Dataset entries on figures
►
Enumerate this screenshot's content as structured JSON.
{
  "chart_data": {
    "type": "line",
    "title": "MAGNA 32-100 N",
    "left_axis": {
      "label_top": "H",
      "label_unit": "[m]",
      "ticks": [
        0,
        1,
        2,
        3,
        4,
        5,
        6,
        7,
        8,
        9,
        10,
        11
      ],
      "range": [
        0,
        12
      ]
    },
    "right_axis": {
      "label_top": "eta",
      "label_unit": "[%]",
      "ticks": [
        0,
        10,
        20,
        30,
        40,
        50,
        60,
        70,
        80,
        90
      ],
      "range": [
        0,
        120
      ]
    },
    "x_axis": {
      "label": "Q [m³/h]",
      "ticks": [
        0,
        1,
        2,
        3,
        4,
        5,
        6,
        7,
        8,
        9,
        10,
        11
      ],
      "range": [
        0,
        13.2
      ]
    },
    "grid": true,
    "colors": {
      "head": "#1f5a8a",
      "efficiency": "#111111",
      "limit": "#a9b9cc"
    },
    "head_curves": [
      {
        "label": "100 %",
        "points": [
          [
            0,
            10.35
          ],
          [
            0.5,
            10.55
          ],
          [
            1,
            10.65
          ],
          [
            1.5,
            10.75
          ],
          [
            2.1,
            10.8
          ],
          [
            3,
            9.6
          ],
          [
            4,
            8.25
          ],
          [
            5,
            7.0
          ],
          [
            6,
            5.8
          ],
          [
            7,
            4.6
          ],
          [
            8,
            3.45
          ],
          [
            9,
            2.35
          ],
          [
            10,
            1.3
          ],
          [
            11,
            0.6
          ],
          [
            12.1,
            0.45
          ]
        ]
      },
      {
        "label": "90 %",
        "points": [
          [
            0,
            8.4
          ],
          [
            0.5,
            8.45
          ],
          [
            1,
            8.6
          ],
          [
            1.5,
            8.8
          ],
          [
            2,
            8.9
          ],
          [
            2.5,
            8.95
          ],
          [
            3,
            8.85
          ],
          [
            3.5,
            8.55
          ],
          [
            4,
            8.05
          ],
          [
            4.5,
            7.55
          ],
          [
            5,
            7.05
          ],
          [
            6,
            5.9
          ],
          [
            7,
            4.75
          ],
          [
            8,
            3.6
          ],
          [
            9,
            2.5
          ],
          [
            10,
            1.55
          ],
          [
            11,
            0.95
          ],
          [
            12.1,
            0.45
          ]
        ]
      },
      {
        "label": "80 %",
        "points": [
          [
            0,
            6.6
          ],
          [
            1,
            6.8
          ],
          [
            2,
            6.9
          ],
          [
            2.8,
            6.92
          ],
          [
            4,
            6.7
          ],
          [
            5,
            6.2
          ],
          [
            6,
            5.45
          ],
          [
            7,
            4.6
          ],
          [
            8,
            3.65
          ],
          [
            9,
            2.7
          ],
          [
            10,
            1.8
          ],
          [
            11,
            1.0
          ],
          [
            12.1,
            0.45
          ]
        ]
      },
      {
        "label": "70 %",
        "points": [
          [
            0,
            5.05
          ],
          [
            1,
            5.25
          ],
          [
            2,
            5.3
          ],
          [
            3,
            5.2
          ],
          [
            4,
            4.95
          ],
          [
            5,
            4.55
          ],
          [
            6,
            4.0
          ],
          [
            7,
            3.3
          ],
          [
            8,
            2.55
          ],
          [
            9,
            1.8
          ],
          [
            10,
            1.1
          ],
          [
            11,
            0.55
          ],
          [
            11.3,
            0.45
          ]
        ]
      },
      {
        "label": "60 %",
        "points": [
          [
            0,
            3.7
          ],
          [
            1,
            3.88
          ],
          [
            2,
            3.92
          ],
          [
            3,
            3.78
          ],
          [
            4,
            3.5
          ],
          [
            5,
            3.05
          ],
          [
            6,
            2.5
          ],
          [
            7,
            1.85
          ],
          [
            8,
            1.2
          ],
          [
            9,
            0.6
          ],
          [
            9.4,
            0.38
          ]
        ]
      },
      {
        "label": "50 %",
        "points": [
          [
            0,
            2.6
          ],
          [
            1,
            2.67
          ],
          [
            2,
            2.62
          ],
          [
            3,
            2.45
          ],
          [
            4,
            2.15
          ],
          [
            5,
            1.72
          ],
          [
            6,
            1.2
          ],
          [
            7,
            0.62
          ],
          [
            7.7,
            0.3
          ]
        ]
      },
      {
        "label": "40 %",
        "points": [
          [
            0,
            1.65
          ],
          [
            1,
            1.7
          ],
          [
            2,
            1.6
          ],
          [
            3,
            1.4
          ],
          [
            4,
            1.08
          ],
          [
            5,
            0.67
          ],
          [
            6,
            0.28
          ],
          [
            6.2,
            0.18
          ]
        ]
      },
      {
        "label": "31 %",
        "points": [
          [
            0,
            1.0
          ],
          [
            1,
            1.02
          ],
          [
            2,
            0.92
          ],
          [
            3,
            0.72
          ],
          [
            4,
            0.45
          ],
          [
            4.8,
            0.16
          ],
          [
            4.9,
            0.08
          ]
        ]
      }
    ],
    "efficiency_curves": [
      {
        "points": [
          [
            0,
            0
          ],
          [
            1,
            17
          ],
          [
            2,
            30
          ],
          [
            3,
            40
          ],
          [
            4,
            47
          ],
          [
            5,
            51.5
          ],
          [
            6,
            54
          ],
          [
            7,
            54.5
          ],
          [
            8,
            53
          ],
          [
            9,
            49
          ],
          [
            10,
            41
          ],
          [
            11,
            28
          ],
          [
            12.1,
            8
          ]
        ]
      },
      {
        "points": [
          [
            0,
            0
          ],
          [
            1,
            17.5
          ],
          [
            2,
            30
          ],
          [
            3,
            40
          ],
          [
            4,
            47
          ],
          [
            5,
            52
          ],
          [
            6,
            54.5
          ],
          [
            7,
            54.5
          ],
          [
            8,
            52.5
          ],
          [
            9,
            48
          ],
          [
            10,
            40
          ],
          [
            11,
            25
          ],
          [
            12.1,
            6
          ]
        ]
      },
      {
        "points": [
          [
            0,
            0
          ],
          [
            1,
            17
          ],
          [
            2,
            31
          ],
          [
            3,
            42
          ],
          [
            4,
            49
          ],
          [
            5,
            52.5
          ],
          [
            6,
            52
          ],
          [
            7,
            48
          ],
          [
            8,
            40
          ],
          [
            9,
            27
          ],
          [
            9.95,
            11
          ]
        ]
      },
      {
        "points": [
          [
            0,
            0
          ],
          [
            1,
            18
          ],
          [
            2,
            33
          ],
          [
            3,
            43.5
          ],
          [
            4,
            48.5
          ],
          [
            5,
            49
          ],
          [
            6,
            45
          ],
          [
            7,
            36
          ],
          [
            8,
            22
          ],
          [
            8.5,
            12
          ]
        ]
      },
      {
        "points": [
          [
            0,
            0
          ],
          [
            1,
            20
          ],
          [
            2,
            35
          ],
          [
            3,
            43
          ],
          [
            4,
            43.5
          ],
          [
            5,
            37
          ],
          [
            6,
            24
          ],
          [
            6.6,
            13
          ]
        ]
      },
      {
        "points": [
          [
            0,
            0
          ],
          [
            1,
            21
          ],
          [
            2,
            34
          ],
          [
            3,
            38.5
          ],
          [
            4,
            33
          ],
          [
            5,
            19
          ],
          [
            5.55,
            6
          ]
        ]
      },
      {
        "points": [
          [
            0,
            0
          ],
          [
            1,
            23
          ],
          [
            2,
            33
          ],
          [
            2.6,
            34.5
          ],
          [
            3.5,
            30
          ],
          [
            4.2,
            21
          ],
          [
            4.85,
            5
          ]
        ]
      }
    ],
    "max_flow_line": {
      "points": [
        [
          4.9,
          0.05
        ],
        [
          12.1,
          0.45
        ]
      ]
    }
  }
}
◄
Please repeat the listing above in full and exactly.

Enumerate this screenshot's content as structured JSON.
{
  "chart_data": {
    "type": "line",
    "title": "MAGNA 32-100 N",
    "left_axis": {
      "label_top": "H",
      "label_unit": "[m]",
      "ticks": [
        0,
        1,
        2,
        3,
        4,
        5,
        6,
        7,
        8,
        9,
        10,
        11
      ],
      "range": [
        0,
        12
      ]
    },
    "right_axis": {
      "label_top": "eta",
      "label_unit": "[%]",
      "ticks": [
        0,
        10,
        20,
        30,
        40,
        50,
        60,
        70,
        80,
        90
      ],
      "range": [
        0,
        120
      ]
    },
    "x_axis": {
      "label": "Q [m³/h]",
      "ticks": [
        0,
        1,
        2,
        3,
        4,
        5,
        6,
        7,
        8,
        9,
        10,
        11
      ],
      "range": [
        0,
        13.2
      ]
    },
    "grid": true,
    "colors": {
      "head": "#1f5a8a",
      "efficiency": "#111111",
      "limit": "#a9b9cc"
    },
    "head_curves": [
      {
        "label": "100 %",
        "points": [
          [
            0,
            10.35
          ],
          [
            0.5,
            10.55
          ],
          [
            1,
            10.65
          ],
          [
            1.5,
            10.75
          ],
          [
            2.1,
            10.8
          ],
          [
            3,
            9.6
          ],
          [
            4,
            8.25
          ],
          [
            5,
            7.0
          ],
          [
            6,
            5.8
          ],
          [
            7,
            4.6
          ],
          [
            8,
            3.45
          ],
          [
            9,
            2.35
          ],
          [
            10,
            1.3
          ],
          [
            11,
            0.6
          ],
          [
            12.1,
            0.45
          ]
        ]
      },
      {
        "label": "90 %",
        "points": [
          [
            0,
            8.4
          ],
          [
            0.5,
            8.45
          ],
          [
            1,
            8.6
          ],
          [
            1.5,
            8.8
          ],
          [
            2,
            8.9
          ],
          [
            2.5,
            8.95
          ],
          [
            3,
            8.85
          ],
          [
            3.5,
            8.55
          ],
          [
            4,
            8.05
          ],
          [
            4.5,
            7.55
          ],
          [
            5,
            7.05
          ],
          [
            6,
            5.9
          ],
          [
            7,
            4.75
          ],
          [
            8,
            3.6
          ],
          [
            9,
            2.5
          ],
          [
            10,
            1.55
          ],
          [
            11,
            0.95
          ],
          [
            12.1,
            0.45
          ]
        ]
      },
      {
        "label": "80 %",
        "points": [
          [
            0,
            6.6
          ],
          [
            1,
            6.8
          ],
          [
            2,
            6.9
          ],
          [
            2.8,
            6.92
          ],
          [
            4,
            6.7
          ],
          [
            5,
            6.2
          ],
          [
            6,
            5.45
          ],
          [
            7,
            4.6
          ],
          [
            8,
            3.65
          ],
          [
            9,
            2.7
          ],
          [
            10,
            1.8
          ],
          [
            11,
            1.0
          ],
          [
            12.1,
            0.45
          ]
        ]
      },
      {
        "label": "70 %",
        "points": [
          [
            0,
            5.05
          ],
          [
            1,
            5.25
          ],
          [
            2,
            5.3
          ],
          [
            3,
            5.2
          ],
          [
            4,
            4.95
          ],
          [
            5,
            4.55
          ],
          [
            6,
            4.0
          ],
          [
            7,
            3.3
          ],
          [
            8,
            2.55
          ],
          [
            9,
            1.8
          ],
          [
            10,
            1.1
          ],
          [
            11,
            0.55
          ],
          [
            11.3,
            0.45
          ]
        ]
      },
      {
        "label": "60 %",
        "points": [
          [
            0,
            3.7
          ],
          [
            1,
            3.88
          ],
          [
            2,
            3.92
          ],
          [
            3,
            3.78
          ],
          [
            4,
            3.5
          ],
          [
            5,
            3.05
          ],
          [
            6,
            2.5
          ],
          [
            7,
            1.85
          ],
          [
            8,
            1.2
          ],
          [
            9,
            0.6
          ],
          [
            9.4,
            0.38
          ]
        ]
      },
      {
        "label": "50 %",
        "points": [
          [
            0,
            2.6
          ],
          [
            1,
            2.67
          ],
          [
            2,
            2.62
          ],
          [
            3,
            2.45
          ],
          [
            4,
            2.15
          ],
          [
            5,
            1.72
          ],
          [
            6,
            1.2
          ],
          [
            7,
            0.62
          ],
          [
            7.7,
            0.3
          ]
        ]
      },
      {
        "label": "40 %",
        "points": [
          [
            0,
            1.65
          ],
          [
            1,
            1.7
          ],
          [
            2,
            1.6
          ],
          [
            3,
            1.4
          ],
          [
            4,
            1.08
          ],
          [
            5,
            0.67
          ],
          [
            6,
            0.28
          ],
          [
            6.2,
            0.18
          ]
        ]
      },
      {
        "label": "31 %",
        "points": [
          [
            0,
            1.0
          ],
          [
            1,
            1.02
          ],
          [
            2,
            0.92
          ],
          [
            3,
            0.72
          ],
          [
            4,
            0.45
          ],
          [
            4.8,
            0.16
          ],
          [
            4.9,
            0.08
          ]
        ]
      }
    ],
    "efficiency_curves": [
      {
        "points": [
          [
            0,
            0
          ],
          [
            1,
            17
          ],
          [
            2,
            30
          ],
          [
            3,
            40
          ],
          [
            4,
            47
          ],
          [
            5,
            51.5
          ],
          [
            6,
            54
          ],
          [
            7,
            54.5
          ],
          [
            8,
            53
          ],
          [
            9,
            49
          ],
          [
            10,
            41
          ],
          [
            11,
            28
          ],
          [
            12.1,
            8
          ]
        ]
      },
      {
        "points": [
          [
            0,
            0
          ],
          [
            1,
            17.5
          ],
          [
            2,
            30
          ],
          [
            3,
            40
          ],
          [
            4,
            47
          ],
          [
            5,
            52
          ],
          [
            6,
            54.5
          ],
          [
            7,
            54.5
          ],
          [
            8,
            52.5
          ],
          [
            9,
            48
          ],
          [
            10,
            40
          ],
          [
            11,
            25
          ],
          [
            12.1,
            6
          ]
        ]
      },
      {
        "points": [
          [
            0,
            0
          ],
          [
            1,
            17
          ],
          [
            2,
            31
          ],
          [
            3,
            42
          ],
          [
            4,
            49
          ],
          [
            5,
            52.5
          ],
          [
            6,
            52
          ],
          [
            7,
            48
          ],
          [
            8,
            40
          ],
          [
            9,
            27
          ],
          [
            9.95,
            11
          ]
        ]
      },
      {
        "points": [
          [
            0,
            0
          ],
          [
            1,
            18
          ],
          [
            2,
            33
          ],
          [
            3,
            43.5
          ],
          [
            4,
            48.5
          ],
          [
            5,
            49
          ],
          [
            6,
            45
          ],
          [
            7,
            36
          ],
          [
            8,
            22
          ],
          [
            8.5,
            12
          ]
        ]
      },
      {
        "points": [
          [
            0,
            0
          ],
          [
            1,
            20
          ],
          [
            2,
            35
          ],
          [
            3,
            43
          ],
          [
            4,
            43.5
          ],
          [
            5,
            37
          ],
          [
            6,
            24
          ],
          [
            6.6,
            13
          ]
        ]
      },
      {
        "points": [
          [
            0,
            0
          ],
          [
            1,
            21
          ],
          [
            2,
            34
          ],
          [
            3,
            38.5
          ],
          [
            4,
            33
          ],
          [
            5,
            19
          ],
          [
            5.55,
            6
          ]
        ]
      },
      {
        "points": [
          [
            0,
            0
          ],
          [
            1,
            23
          ],
          [
            2,
            33
          ],
          [
            2.6,
            34.5
          ],
          [
            3.5,
            30
          ],
          [
            4.2,
            21
          ],
          [
            4.85,
            5
          ]
        ]
      }
    ],
    "max_flow_line": {
      "points": [
        [
          4.9,
          0.05
        ],
        [
          12.1,
          0.45
        ]
      ]
    }
  }
}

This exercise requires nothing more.